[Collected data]

+-------+

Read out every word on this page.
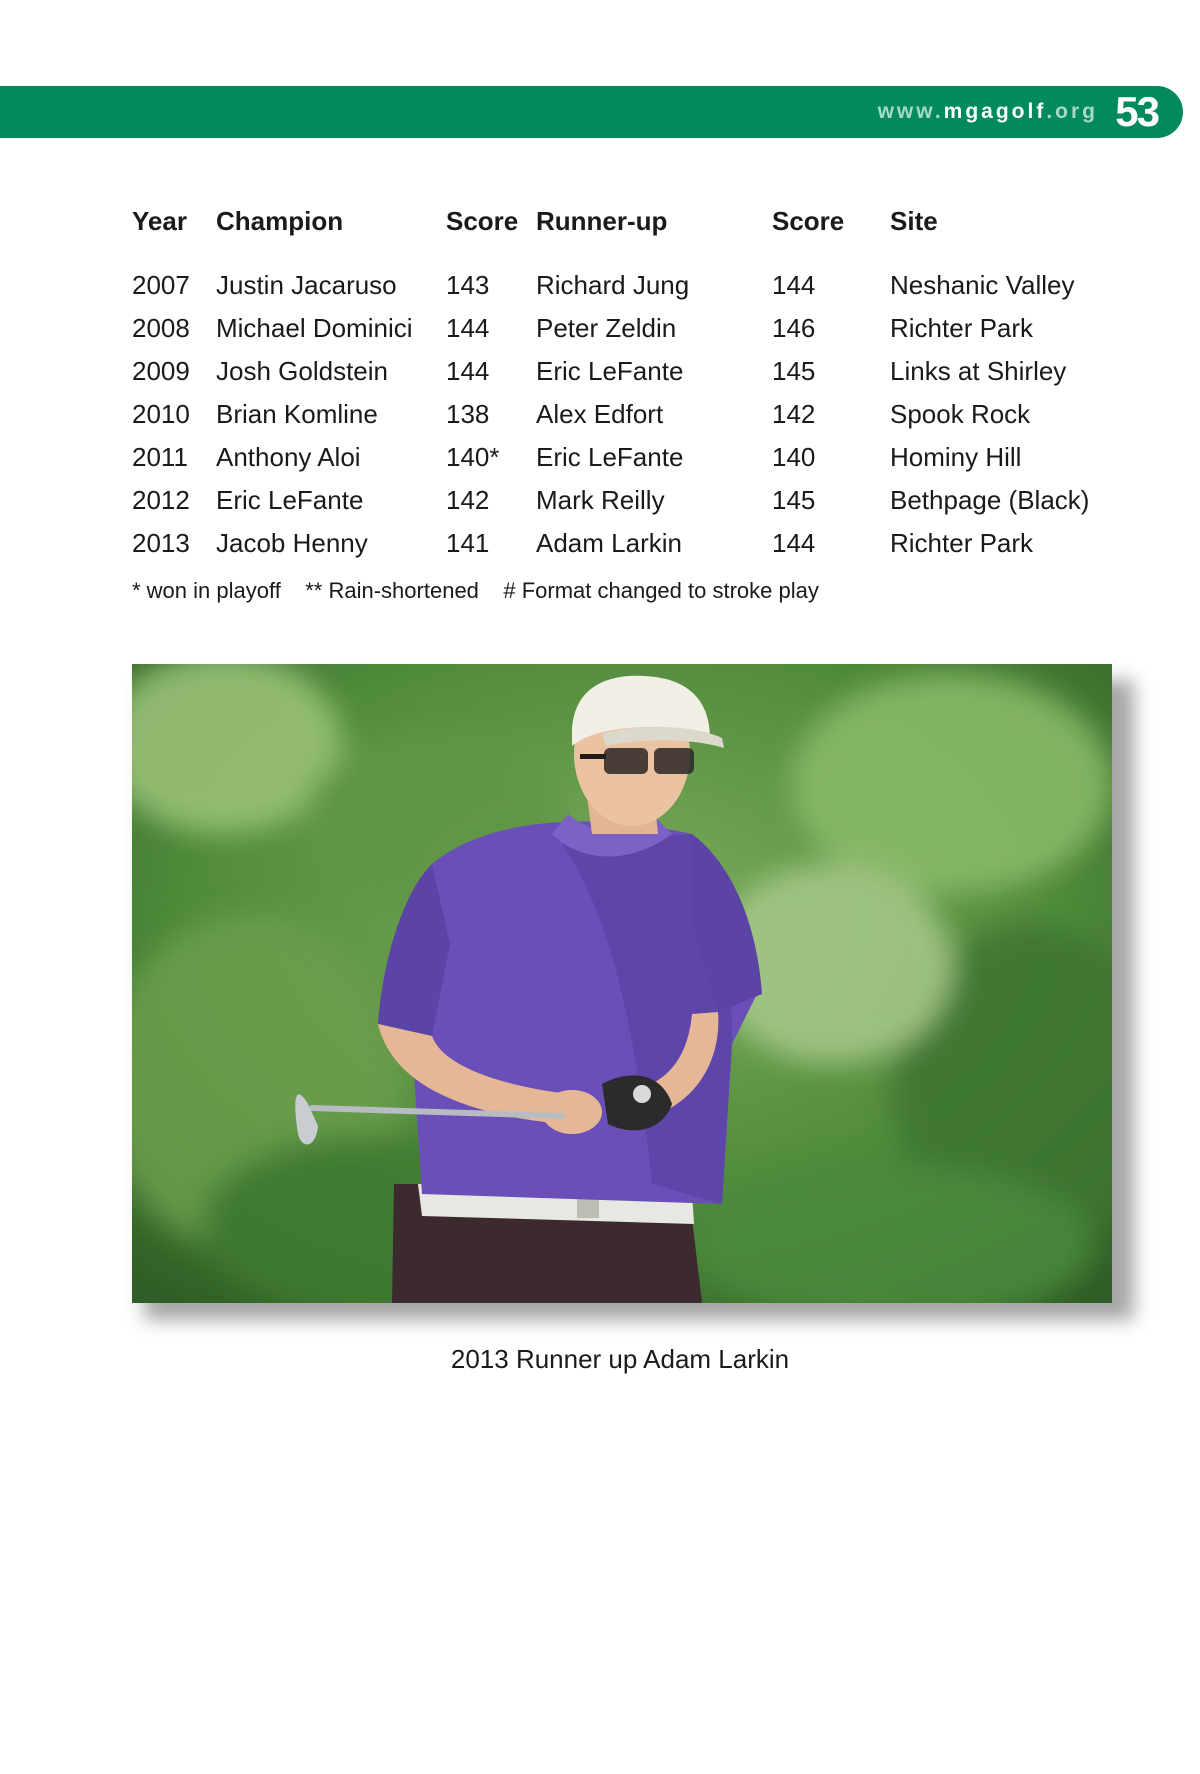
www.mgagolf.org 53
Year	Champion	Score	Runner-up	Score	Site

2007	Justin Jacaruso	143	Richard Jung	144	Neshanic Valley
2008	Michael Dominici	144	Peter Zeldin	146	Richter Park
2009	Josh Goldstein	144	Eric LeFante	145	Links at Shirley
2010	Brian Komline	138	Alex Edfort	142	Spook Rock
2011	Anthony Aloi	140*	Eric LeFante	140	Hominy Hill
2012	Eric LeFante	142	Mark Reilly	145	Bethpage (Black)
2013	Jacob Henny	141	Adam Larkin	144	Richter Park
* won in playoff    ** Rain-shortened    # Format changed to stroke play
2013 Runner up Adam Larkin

+-------+

» Aim
Make an exact copy of the whole listing, but don't bring over any pictures.

» Written response
Read out every word on this page.
www.mgagolf.org 53
Year	Champion	Score	Runner-up	Score	Site

2007	Justin Jacaruso	143	Richard Jung	144	Neshanic Valley
2008	Michael Dominici	144	Peter Zeldin	146	Richter Park
2009	Josh Goldstein	144	Eric LeFante	145	Links at Shirley
2010	Brian Komline	138	Alex Edfort	142	Spook Rock
2011	Anthony Aloi	140*	Eric LeFante	140	Hominy Hill
2012	Eric LeFante	142	Mark Reilly	145	Bethpage (Black)
2013	Jacob Henny	141	Adam Larkin	144	Richter Park
* won in playoff    ** Rain-shortened    # Format changed to stroke play
2013 Runner up Adam Larkin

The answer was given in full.